Given exercise: Among the entries below, count the lines where the string "button" occurs, and give only the number.

Provided entries:
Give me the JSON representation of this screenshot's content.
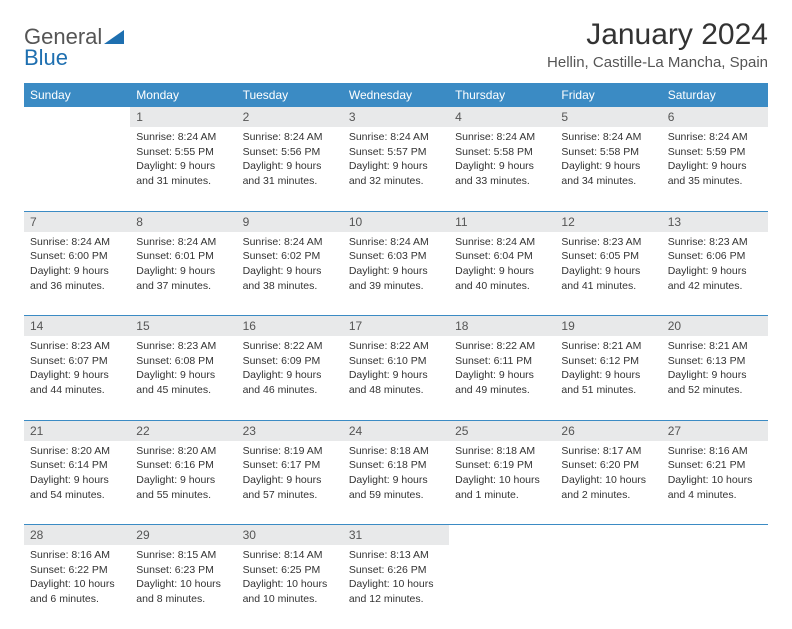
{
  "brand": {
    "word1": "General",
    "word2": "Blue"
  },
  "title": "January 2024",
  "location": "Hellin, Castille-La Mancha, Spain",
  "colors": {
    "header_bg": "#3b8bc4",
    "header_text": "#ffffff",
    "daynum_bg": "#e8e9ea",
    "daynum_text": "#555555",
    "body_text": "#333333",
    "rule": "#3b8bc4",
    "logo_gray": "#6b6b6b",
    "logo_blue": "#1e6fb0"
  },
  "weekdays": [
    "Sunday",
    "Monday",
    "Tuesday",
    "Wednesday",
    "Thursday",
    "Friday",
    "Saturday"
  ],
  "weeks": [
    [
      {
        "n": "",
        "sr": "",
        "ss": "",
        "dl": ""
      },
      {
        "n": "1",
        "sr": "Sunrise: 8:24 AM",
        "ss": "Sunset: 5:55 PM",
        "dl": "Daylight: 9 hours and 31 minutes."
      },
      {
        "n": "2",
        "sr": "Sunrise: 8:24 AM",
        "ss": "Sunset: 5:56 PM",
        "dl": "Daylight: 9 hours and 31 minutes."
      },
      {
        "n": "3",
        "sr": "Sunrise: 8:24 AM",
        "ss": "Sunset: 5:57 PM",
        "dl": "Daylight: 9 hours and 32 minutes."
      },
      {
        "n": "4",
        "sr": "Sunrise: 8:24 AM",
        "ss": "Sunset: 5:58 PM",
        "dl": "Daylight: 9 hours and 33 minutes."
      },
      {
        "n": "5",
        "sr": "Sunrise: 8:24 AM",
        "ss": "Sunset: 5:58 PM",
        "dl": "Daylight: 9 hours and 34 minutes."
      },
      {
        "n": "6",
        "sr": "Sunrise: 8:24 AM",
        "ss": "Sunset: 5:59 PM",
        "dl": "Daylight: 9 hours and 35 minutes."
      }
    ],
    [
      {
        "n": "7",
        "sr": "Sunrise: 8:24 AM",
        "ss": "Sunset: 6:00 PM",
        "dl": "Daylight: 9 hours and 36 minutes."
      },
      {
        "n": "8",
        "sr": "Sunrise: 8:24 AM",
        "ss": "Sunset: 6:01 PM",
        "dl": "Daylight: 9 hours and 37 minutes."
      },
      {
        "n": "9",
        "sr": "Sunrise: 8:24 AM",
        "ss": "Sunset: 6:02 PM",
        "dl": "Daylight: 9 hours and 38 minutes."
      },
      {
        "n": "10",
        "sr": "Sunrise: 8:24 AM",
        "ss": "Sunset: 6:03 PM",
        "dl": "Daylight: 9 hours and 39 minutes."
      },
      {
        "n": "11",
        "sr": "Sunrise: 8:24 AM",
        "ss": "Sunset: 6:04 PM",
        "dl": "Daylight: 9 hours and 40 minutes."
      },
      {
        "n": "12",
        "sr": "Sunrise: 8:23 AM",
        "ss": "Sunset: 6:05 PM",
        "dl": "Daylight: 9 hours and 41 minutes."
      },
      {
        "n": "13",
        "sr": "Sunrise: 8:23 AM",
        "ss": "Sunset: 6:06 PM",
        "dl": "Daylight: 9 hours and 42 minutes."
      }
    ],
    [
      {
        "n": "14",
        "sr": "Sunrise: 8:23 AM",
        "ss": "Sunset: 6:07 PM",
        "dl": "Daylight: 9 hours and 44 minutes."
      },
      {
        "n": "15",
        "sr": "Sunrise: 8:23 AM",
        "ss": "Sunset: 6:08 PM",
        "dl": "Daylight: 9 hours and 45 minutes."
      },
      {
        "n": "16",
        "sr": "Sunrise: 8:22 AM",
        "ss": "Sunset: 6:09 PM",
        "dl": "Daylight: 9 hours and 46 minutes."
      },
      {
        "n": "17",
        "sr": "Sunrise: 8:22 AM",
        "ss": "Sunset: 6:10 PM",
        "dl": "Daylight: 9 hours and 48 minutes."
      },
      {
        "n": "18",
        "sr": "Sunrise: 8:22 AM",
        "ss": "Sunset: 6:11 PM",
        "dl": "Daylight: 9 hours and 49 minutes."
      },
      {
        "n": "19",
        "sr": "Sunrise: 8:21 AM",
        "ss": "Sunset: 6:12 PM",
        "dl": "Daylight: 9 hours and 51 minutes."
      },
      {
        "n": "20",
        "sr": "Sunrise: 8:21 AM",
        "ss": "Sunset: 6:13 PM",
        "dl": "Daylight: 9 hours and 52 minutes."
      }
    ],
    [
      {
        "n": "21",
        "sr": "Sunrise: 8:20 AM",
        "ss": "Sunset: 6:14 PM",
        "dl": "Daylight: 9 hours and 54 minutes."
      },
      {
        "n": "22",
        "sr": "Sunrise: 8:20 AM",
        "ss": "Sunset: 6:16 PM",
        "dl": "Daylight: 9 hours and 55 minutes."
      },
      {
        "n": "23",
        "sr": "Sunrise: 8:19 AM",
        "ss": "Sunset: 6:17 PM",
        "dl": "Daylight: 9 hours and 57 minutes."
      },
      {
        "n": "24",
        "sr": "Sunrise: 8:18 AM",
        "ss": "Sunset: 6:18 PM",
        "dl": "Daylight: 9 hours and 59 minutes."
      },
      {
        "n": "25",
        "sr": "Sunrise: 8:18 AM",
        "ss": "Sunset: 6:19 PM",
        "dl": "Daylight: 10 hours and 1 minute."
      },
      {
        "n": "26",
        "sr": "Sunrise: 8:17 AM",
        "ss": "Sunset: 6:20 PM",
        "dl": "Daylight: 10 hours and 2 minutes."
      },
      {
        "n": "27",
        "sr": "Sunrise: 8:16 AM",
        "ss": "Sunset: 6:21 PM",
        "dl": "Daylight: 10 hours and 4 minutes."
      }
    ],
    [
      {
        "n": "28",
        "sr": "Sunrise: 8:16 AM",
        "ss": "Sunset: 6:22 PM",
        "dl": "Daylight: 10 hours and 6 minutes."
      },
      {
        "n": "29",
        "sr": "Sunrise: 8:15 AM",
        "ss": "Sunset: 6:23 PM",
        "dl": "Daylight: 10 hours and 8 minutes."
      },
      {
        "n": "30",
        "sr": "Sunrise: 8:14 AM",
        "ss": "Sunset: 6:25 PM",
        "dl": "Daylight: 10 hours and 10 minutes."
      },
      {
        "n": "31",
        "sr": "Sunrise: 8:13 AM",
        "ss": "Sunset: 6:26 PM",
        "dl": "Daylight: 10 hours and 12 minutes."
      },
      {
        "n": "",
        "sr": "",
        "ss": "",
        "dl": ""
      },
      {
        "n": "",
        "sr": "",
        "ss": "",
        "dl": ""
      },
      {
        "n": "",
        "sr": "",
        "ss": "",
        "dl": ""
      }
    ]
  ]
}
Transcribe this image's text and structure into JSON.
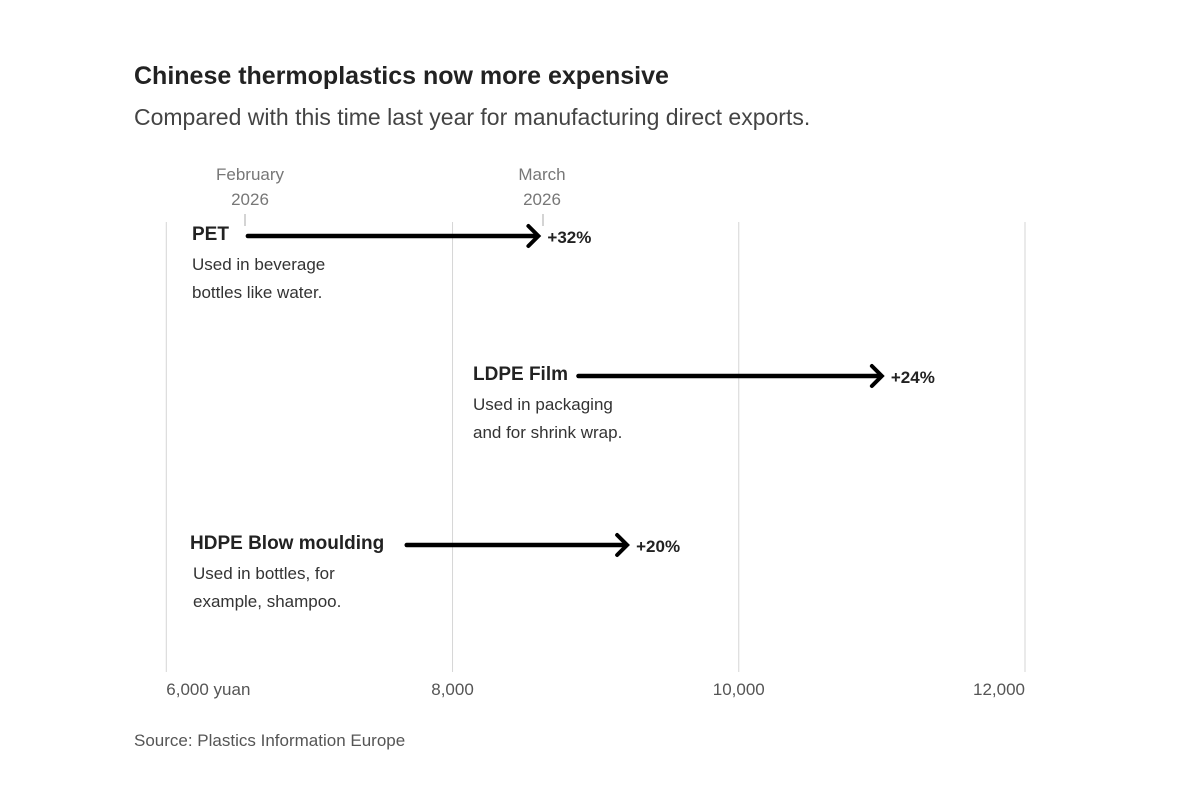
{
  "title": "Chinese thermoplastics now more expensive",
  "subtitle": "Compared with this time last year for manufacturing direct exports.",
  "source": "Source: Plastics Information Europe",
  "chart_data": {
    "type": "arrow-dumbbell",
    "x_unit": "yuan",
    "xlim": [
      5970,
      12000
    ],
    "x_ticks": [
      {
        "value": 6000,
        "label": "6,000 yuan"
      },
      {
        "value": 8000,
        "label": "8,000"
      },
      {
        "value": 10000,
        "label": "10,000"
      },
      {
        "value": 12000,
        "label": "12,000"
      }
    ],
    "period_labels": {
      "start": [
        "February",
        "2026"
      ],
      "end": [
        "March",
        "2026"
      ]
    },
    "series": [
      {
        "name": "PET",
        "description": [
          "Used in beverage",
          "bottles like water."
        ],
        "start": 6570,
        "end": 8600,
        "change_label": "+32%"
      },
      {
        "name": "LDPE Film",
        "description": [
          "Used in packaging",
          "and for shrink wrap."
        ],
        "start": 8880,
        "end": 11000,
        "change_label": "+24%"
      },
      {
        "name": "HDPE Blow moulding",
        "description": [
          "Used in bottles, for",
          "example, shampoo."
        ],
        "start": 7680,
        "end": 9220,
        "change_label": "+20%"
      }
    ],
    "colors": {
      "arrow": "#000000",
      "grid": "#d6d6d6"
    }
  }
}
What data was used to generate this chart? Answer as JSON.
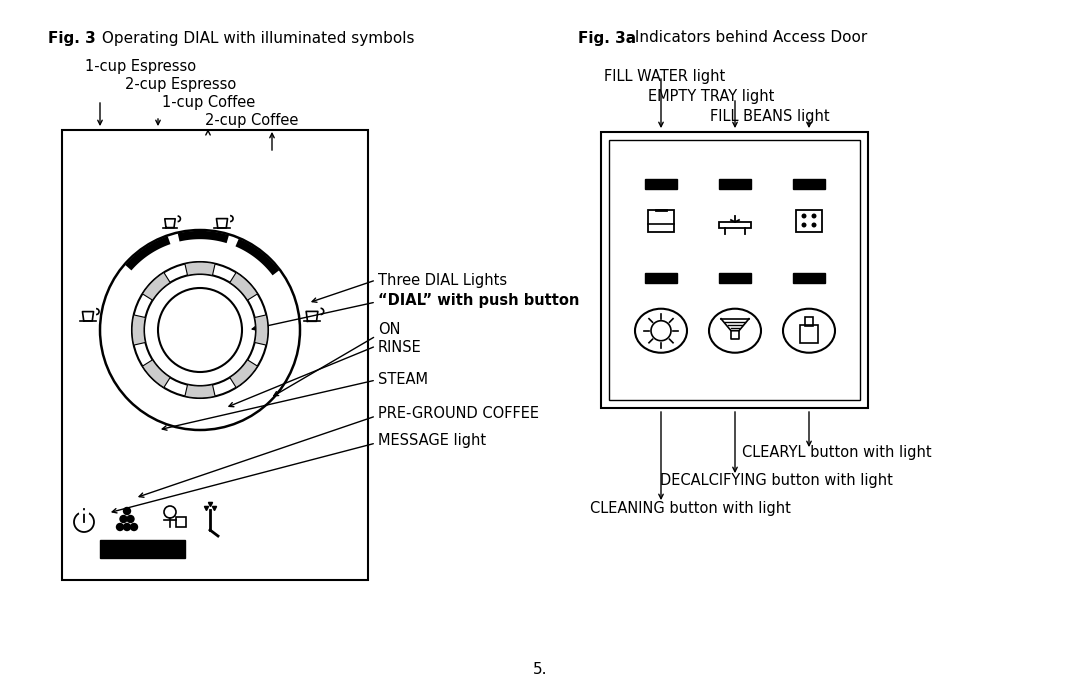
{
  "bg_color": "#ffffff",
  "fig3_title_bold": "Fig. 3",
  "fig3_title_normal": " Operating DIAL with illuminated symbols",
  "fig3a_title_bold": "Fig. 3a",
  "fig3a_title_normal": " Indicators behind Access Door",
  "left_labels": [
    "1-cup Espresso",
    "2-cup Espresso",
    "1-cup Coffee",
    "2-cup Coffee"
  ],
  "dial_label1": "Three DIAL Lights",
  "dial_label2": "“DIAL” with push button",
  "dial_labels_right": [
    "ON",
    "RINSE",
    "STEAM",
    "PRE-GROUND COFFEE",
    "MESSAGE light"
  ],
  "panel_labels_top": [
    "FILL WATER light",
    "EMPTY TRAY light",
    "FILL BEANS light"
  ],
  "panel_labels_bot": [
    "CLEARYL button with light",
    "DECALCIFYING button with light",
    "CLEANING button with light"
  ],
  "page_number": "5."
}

The result: 4